## [Your objective]
Select the lines of the records containing the word "this" and list them.

## [Information provided]
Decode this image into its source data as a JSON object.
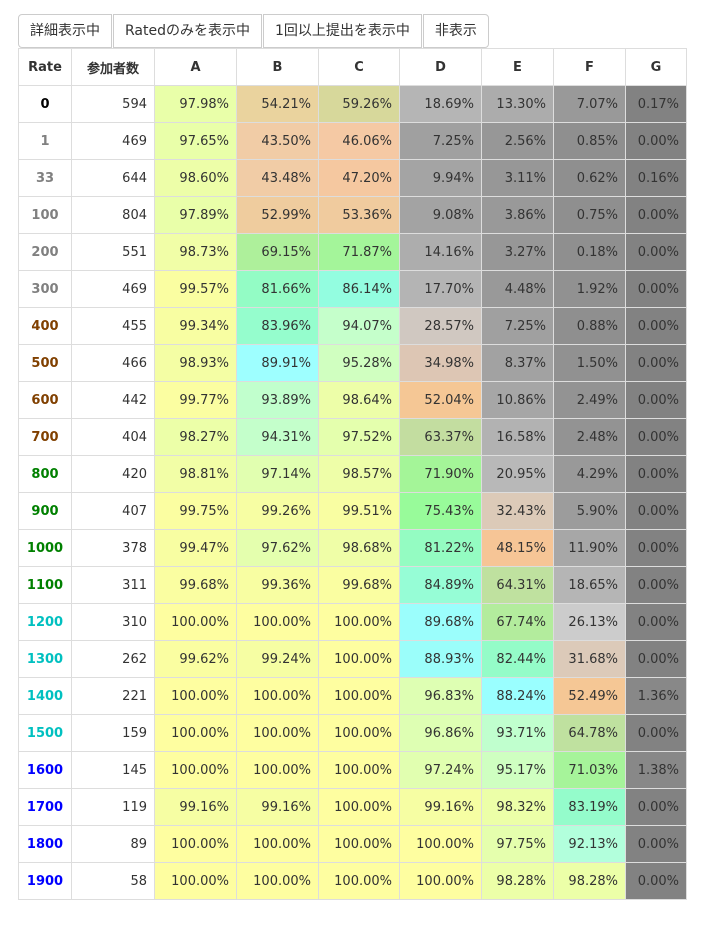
{
  "toolbar": {
    "buttons": [
      {
        "label": "詳細表示中"
      },
      {
        "label": "Ratedのみを表示中"
      },
      {
        "label": "1回以上提出を表示中"
      },
      {
        "label": "非表示"
      }
    ]
  },
  "table": {
    "headers": [
      "Rate",
      "参加者数",
      "A",
      "B",
      "C",
      "D",
      "E",
      "F",
      "G"
    ],
    "rows": [
      {
        "rate": "0",
        "rate_color": "#000000",
        "count": "594",
        "cells": [
          {
            "v": "97.98%",
            "bg": "#e9ffa9"
          },
          {
            "v": "54.21%",
            "bg": "#ead39e"
          },
          {
            "v": "59.26%",
            "bg": "#d7d89b"
          },
          {
            "v": "18.69%",
            "bg": "#b5b5b5"
          },
          {
            "v": "13.30%",
            "bg": "#acacac"
          },
          {
            "v": "7.07%",
            "bg": "#999999"
          },
          {
            "v": "0.17%",
            "bg": "#828282"
          }
        ]
      },
      {
        "rate": "1",
        "rate_color": "#808080",
        "count": "469",
        "cells": [
          {
            "v": "97.65%",
            "bg": "#e9ffa9"
          },
          {
            "v": "43.50%",
            "bg": "#f1cca6"
          },
          {
            "v": "46.06%",
            "bg": "#f5c9a4"
          },
          {
            "v": "7.25%",
            "bg": "#a0a0a0"
          },
          {
            "v": "2.56%",
            "bg": "#979797"
          },
          {
            "v": "0.85%",
            "bg": "#8f8f8f"
          },
          {
            "v": "0.00%",
            "bg": "#828282"
          }
        ]
      },
      {
        "rate": "33",
        "rate_color": "#808080",
        "count": "644",
        "cells": [
          {
            "v": "98.60%",
            "bg": "#edfea8"
          },
          {
            "v": "43.48%",
            "bg": "#f1cca6"
          },
          {
            "v": "47.20%",
            "bg": "#f5c8a0"
          },
          {
            "v": "9.94%",
            "bg": "#a4a4a4"
          },
          {
            "v": "3.11%",
            "bg": "#979797"
          },
          {
            "v": "0.62%",
            "bg": "#8f8f8f"
          },
          {
            "v": "0.16%",
            "bg": "#828282"
          }
        ]
      },
      {
        "rate": "100",
        "rate_color": "#808080",
        "count": "804",
        "cells": [
          {
            "v": "97.89%",
            "bg": "#e9ffa9"
          },
          {
            "v": "52.99%",
            "bg": "#efcc9e"
          },
          {
            "v": "53.36%",
            "bg": "#f0cb9e"
          },
          {
            "v": "9.08%",
            "bg": "#a3a3a3"
          },
          {
            "v": "3.86%",
            "bg": "#999999"
          },
          {
            "v": "0.75%",
            "bg": "#8f8f8f"
          },
          {
            "v": "0.00%",
            "bg": "#828282"
          }
        ]
      },
      {
        "rate": "200",
        "rate_color": "#808080",
        "count": "551",
        "cells": [
          {
            "v": "98.73%",
            "bg": "#f1fea7"
          },
          {
            "v": "69.15%",
            "bg": "#aef09b"
          },
          {
            "v": "71.87%",
            "bg": "#a4f59a"
          },
          {
            "v": "14.16%",
            "bg": "#adadad"
          },
          {
            "v": "3.27%",
            "bg": "#979797"
          },
          {
            "v": "0.18%",
            "bg": "#8f8f8f"
          },
          {
            "v": "0.00%",
            "bg": "#828282"
          }
        ]
      },
      {
        "rate": "300",
        "rate_color": "#808080",
        "count": "469",
        "cells": [
          {
            "v": "99.57%",
            "bg": "#fafea1"
          },
          {
            "v": "81.66%",
            "bg": "#93fcc5"
          },
          {
            "v": "86.14%",
            "bg": "#93fde0"
          },
          {
            "v": "17.70%",
            "bg": "#b4b4b4"
          },
          {
            "v": "4.48%",
            "bg": "#999999"
          },
          {
            "v": "1.92%",
            "bg": "#919191"
          },
          {
            "v": "0.00%",
            "bg": "#828282"
          }
        ]
      },
      {
        "rate": "400",
        "rate_color": "#804000",
        "count": "455",
        "cells": [
          {
            "v": "99.34%",
            "bg": "#f8fea2"
          },
          {
            "v": "83.96%",
            "bg": "#95fdcd"
          },
          {
            "v": "94.07%",
            "bg": "#c5ffcb"
          },
          {
            "v": "28.57%",
            "bg": "#d0c8c1"
          },
          {
            "v": "7.25%",
            "bg": "#a0a0a0"
          },
          {
            "v": "0.88%",
            "bg": "#8f8f8f"
          },
          {
            "v": "0.00%",
            "bg": "#828282"
          }
        ]
      },
      {
        "rate": "500",
        "rate_color": "#804000",
        "count": "466",
        "cells": [
          {
            "v": "98.93%",
            "bg": "#f4fea4"
          },
          {
            "v": "89.91%",
            "bg": "#9effff"
          },
          {
            "v": "95.28%",
            "bg": "#d0ffc0"
          },
          {
            "v": "34.98%",
            "bg": "#ddc6b4"
          },
          {
            "v": "8.37%",
            "bg": "#a2a2a2"
          },
          {
            "v": "1.50%",
            "bg": "#919191"
          },
          {
            "v": "0.00%",
            "bg": "#828282"
          }
        ]
      },
      {
        "rate": "600",
        "rate_color": "#804000",
        "count": "442",
        "cells": [
          {
            "v": "99.77%",
            "bg": "#fbfea1"
          },
          {
            "v": "93.89%",
            "bg": "#c1ffcd"
          },
          {
            "v": "98.64%",
            "bg": "#edfea8"
          },
          {
            "v": "52.04%",
            "bg": "#f5c795"
          },
          {
            "v": "10.86%",
            "bg": "#a6a6a6"
          },
          {
            "v": "2.49%",
            "bg": "#939393"
          },
          {
            "v": "0.00%",
            "bg": "#828282"
          }
        ]
      },
      {
        "rate": "700",
        "rate_color": "#804000",
        "count": "404",
        "cells": [
          {
            "v": "98.27%",
            "bg": "#ecffa8"
          },
          {
            "v": "94.31%",
            "bg": "#c4ffcb"
          },
          {
            "v": "97.52%",
            "bg": "#e4ffad"
          },
          {
            "v": "63.37%",
            "bg": "#c3dda0"
          },
          {
            "v": "16.58%",
            "bg": "#b2b2b2"
          },
          {
            "v": "2.48%",
            "bg": "#939393"
          },
          {
            "v": "0.00%",
            "bg": "#828282"
          }
        ]
      },
      {
        "rate": "800",
        "rate_color": "#008000",
        "count": "420",
        "cells": [
          {
            "v": "98.81%",
            "bg": "#f2fea6"
          },
          {
            "v": "97.14%",
            "bg": "#e1ffb0"
          },
          {
            "v": "98.57%",
            "bg": "#eefea8"
          },
          {
            "v": "71.90%",
            "bg": "#a4f598"
          },
          {
            "v": "20.95%",
            "bg": "#b8b8b8"
          },
          {
            "v": "4.29%",
            "bg": "#999999"
          },
          {
            "v": "0.00%",
            "bg": "#828282"
          }
        ]
      },
      {
        "rate": "900",
        "rate_color": "#008000",
        "count": "407",
        "cells": [
          {
            "v": "99.75%",
            "bg": "#fbfea1"
          },
          {
            "v": "99.26%",
            "bg": "#f7fea3"
          },
          {
            "v": "99.51%",
            "bg": "#f9fea2"
          },
          {
            "v": "75.43%",
            "bg": "#98fb9a"
          },
          {
            "v": "32.43%",
            "bg": "#dccab8"
          },
          {
            "v": "5.90%",
            "bg": "#9c9c9c"
          },
          {
            "v": "0.00%",
            "bg": "#828282"
          }
        ]
      },
      {
        "rate": "1000",
        "rate_color": "#008000",
        "count": "378",
        "cells": [
          {
            "v": "99.47%",
            "bg": "#f8fea2"
          },
          {
            "v": "97.62%",
            "bg": "#e4ffae"
          },
          {
            "v": "98.68%",
            "bg": "#effea7"
          },
          {
            "v": "81.22%",
            "bg": "#94fcc2"
          },
          {
            "v": "48.15%",
            "bg": "#f6c596"
          },
          {
            "v": "11.90%",
            "bg": "#a7a7a7"
          },
          {
            "v": "0.00%",
            "bg": "#828282"
          }
        ]
      },
      {
        "rate": "1100",
        "rate_color": "#008000",
        "count": "311",
        "cells": [
          {
            "v": "99.68%",
            "bg": "#fafea1"
          },
          {
            "v": "99.36%",
            "bg": "#f8fea2"
          },
          {
            "v": "99.68%",
            "bg": "#fafea1"
          },
          {
            "v": "84.89%",
            "bg": "#96fdd6"
          },
          {
            "v": "64.31%",
            "bg": "#bfe19f"
          },
          {
            "v": "18.65%",
            "bg": "#b5b5b5"
          },
          {
            "v": "0.00%",
            "bg": "#828282"
          }
        ]
      },
      {
        "rate": "1200",
        "rate_color": "#00c0c0",
        "count": "310",
        "cells": [
          {
            "v": "100.00%",
            "bg": "#fefea0"
          },
          {
            "v": "100.00%",
            "bg": "#fefea0"
          },
          {
            "v": "100.00%",
            "bg": "#fefea0"
          },
          {
            "v": "89.68%",
            "bg": "#9bfefc"
          },
          {
            "v": "67.74%",
            "bg": "#b3ec9d"
          },
          {
            "v": "26.13%",
            "bg": "#cccccc"
          },
          {
            "v": "0.00%",
            "bg": "#828282"
          }
        ]
      },
      {
        "rate": "1300",
        "rate_color": "#00c0c0",
        "count": "262",
        "cells": [
          {
            "v": "99.62%",
            "bg": "#fafea1"
          },
          {
            "v": "99.24%",
            "bg": "#f6fea3"
          },
          {
            "v": "100.00%",
            "bg": "#fefea0"
          },
          {
            "v": "88.93%",
            "bg": "#9bfefa"
          },
          {
            "v": "82.44%",
            "bg": "#94fcc8"
          },
          {
            "v": "31.68%",
            "bg": "#dccab9"
          },
          {
            "v": "0.00%",
            "bg": "#828282"
          }
        ]
      },
      {
        "rate": "1400",
        "rate_color": "#00c0c0",
        "count": "221",
        "cells": [
          {
            "v": "100.00%",
            "bg": "#fefea0"
          },
          {
            "v": "100.00%",
            "bg": "#fefea0"
          },
          {
            "v": "100.00%",
            "bg": "#fefea0"
          },
          {
            "v": "96.83%",
            "bg": "#deffb3"
          },
          {
            "v": "88.24%",
            "bg": "#9affff"
          },
          {
            "v": "52.49%",
            "bg": "#f5c795"
          },
          {
            "v": "1.36%",
            "bg": "#888888"
          }
        ]
      },
      {
        "rate": "1500",
        "rate_color": "#00c0c0",
        "count": "159",
        "cells": [
          {
            "v": "100.00%",
            "bg": "#fefea0"
          },
          {
            "v": "100.00%",
            "bg": "#fefea0"
          },
          {
            "v": "100.00%",
            "bg": "#fefea0"
          },
          {
            "v": "96.86%",
            "bg": "#deffb3"
          },
          {
            "v": "93.71%",
            "bg": "#c0ffce"
          },
          {
            "v": "64.78%",
            "bg": "#bfe19f"
          },
          {
            "v": "0.00%",
            "bg": "#828282"
          }
        ]
      },
      {
        "rate": "1600",
        "rate_color": "#0000ff",
        "count": "145",
        "cells": [
          {
            "v": "100.00%",
            "bg": "#fefea0"
          },
          {
            "v": "100.00%",
            "bg": "#fefea0"
          },
          {
            "v": "100.00%",
            "bg": "#fefea0"
          },
          {
            "v": "97.24%",
            "bg": "#e1ffb0"
          },
          {
            "v": "95.17%",
            "bg": "#cfffc1"
          },
          {
            "v": "71.03%",
            "bg": "#a6f49a"
          },
          {
            "v": "1.38%",
            "bg": "#888888"
          }
        ]
      },
      {
        "rate": "1700",
        "rate_color": "#0000ff",
        "count": "119",
        "cells": [
          {
            "v": "99.16%",
            "bg": "#f6fea3"
          },
          {
            "v": "99.16%",
            "bg": "#f6fea3"
          },
          {
            "v": "100.00%",
            "bg": "#fefea0"
          },
          {
            "v": "99.16%",
            "bg": "#f6fea3"
          },
          {
            "v": "98.32%",
            "bg": "#ecffa8"
          },
          {
            "v": "83.19%",
            "bg": "#94fccb"
          },
          {
            "v": "0.00%",
            "bg": "#828282"
          }
        ]
      },
      {
        "rate": "1800",
        "rate_color": "#0000ff",
        "count": "89",
        "cells": [
          {
            "v": "100.00%",
            "bg": "#fefea0"
          },
          {
            "v": "100.00%",
            "bg": "#fefea0"
          },
          {
            "v": "100.00%",
            "bg": "#fefea0"
          },
          {
            "v": "100.00%",
            "bg": "#fefea0"
          },
          {
            "v": "97.75%",
            "bg": "#e5ffad"
          },
          {
            "v": "92.13%",
            "bg": "#b2ffdc"
          },
          {
            "v": "0.00%",
            "bg": "#828282"
          }
        ]
      },
      {
        "rate": "1900",
        "rate_color": "#0000ff",
        "count": "58",
        "cells": [
          {
            "v": "100.00%",
            "bg": "#fefea0"
          },
          {
            "v": "100.00%",
            "bg": "#fefea0"
          },
          {
            "v": "100.00%",
            "bg": "#fefea0"
          },
          {
            "v": "100.00%",
            "bg": "#fefea0"
          },
          {
            "v": "98.28%",
            "bg": "#ecffa8"
          },
          {
            "v": "98.28%",
            "bg": "#ecffa8"
          },
          {
            "v": "0.00%",
            "bg": "#828282"
          }
        ]
      }
    ]
  }
}
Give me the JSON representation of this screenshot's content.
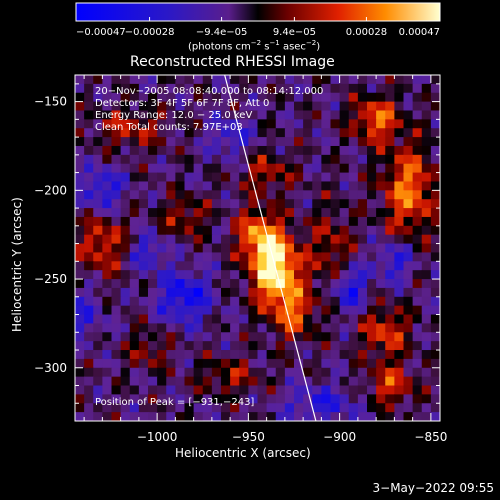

## [Correct output]
Decode this image into its source data as a JSON object.
Give me the JSON representation of this screenshot's content.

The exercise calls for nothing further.